Data section:
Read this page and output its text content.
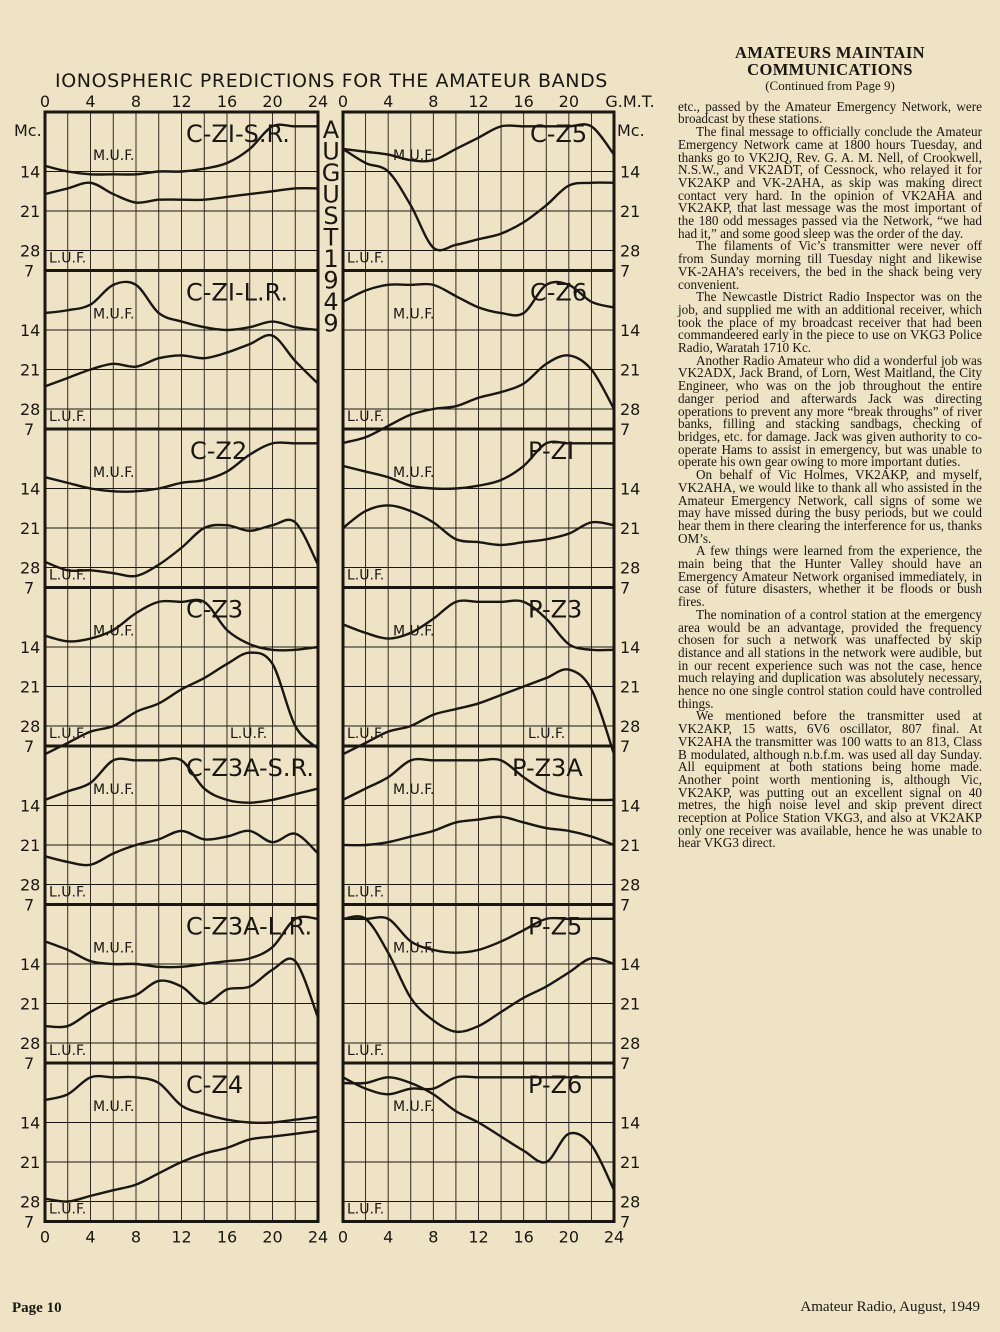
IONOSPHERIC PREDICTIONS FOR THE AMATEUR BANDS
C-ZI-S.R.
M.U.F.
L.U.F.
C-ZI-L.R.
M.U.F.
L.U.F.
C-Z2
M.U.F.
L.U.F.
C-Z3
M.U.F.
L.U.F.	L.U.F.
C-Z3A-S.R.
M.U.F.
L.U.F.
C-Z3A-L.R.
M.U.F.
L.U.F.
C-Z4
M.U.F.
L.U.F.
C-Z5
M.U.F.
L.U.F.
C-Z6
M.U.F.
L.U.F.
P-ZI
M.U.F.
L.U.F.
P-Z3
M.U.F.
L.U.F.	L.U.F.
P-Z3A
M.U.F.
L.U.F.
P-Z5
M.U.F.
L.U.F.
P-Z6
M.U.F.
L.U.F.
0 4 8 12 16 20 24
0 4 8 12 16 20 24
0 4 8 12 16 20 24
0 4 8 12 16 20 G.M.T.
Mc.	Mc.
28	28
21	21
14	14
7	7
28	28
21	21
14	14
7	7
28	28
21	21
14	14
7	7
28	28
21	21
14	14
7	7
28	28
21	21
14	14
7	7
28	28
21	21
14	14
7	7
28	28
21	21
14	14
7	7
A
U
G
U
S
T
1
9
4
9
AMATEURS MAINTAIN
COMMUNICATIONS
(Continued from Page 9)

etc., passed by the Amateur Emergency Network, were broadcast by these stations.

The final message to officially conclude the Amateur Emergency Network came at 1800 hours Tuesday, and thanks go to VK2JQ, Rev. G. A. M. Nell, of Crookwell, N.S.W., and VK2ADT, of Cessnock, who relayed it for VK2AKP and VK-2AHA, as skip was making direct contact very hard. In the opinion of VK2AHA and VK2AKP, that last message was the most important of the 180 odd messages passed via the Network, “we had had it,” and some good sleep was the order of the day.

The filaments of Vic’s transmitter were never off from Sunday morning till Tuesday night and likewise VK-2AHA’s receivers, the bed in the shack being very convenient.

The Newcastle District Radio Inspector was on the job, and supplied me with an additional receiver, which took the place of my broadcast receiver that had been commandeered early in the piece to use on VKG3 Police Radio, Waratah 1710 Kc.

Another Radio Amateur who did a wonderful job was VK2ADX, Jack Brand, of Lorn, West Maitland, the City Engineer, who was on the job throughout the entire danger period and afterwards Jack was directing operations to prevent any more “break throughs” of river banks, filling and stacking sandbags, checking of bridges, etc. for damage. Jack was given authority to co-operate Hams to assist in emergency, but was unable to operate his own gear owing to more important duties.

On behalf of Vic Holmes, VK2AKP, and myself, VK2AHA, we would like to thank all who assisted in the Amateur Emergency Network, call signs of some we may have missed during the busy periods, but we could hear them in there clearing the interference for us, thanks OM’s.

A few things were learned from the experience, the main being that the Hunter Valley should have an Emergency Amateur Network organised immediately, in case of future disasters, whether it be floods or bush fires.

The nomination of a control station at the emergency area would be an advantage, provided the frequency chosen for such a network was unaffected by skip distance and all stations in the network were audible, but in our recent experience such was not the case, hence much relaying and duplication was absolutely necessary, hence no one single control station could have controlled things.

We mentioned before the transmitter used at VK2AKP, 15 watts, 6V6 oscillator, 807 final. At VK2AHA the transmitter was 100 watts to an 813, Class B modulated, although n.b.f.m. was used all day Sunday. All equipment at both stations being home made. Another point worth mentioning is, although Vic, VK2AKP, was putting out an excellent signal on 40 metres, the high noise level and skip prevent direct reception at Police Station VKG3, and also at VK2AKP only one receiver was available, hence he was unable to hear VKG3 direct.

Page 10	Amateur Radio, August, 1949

--

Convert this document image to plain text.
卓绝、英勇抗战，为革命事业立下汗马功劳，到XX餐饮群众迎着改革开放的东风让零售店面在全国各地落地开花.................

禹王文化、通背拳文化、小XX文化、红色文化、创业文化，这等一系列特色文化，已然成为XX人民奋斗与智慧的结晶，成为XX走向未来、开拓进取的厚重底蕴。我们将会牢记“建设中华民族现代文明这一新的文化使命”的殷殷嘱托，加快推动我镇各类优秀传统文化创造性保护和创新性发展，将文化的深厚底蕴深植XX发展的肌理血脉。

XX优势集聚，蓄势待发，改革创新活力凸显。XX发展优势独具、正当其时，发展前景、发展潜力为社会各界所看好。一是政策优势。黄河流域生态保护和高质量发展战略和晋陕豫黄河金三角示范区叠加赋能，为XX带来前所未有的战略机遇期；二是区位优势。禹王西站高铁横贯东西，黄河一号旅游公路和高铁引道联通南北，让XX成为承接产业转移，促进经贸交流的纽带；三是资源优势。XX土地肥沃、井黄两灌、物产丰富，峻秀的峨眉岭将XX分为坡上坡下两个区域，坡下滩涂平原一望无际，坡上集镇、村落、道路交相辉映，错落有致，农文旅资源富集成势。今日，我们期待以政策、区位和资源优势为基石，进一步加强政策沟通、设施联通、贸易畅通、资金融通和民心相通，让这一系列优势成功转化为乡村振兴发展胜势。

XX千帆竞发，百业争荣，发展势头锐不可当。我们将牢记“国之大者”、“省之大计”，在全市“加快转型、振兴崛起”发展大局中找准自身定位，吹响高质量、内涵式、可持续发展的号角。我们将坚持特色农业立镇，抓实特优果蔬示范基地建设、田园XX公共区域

Problem to work on: Pull out every line holding "Police" from the records above, and copy it.

Answer to the task:
The Newcastle District Radio Inspector was on the job, and supplied me with an additional receiver, which took the place of my broadcast receiver that had been commandeered early in the piece to use on VKG3 Police Radio, Waratah 1710 Kc.
We mentioned before the transmitter used at VK2AKP, 15 watts, 6V6 oscillator, 807 final. At VK2AHA the transmitter was 100 watts to an 813, Class B modulated, although n.b.f.m. was used all day Sunday. All equipment at both stations being home made. Another point worth mentioning is, although Vic, VK2AKP, was putting out an excellent signal on 40 metres, the high noise level and skip prevent direct reception at Police Station VKG3, and also at VK2AKP only one receiver was available, hence he was unable to hear VKG3 direct.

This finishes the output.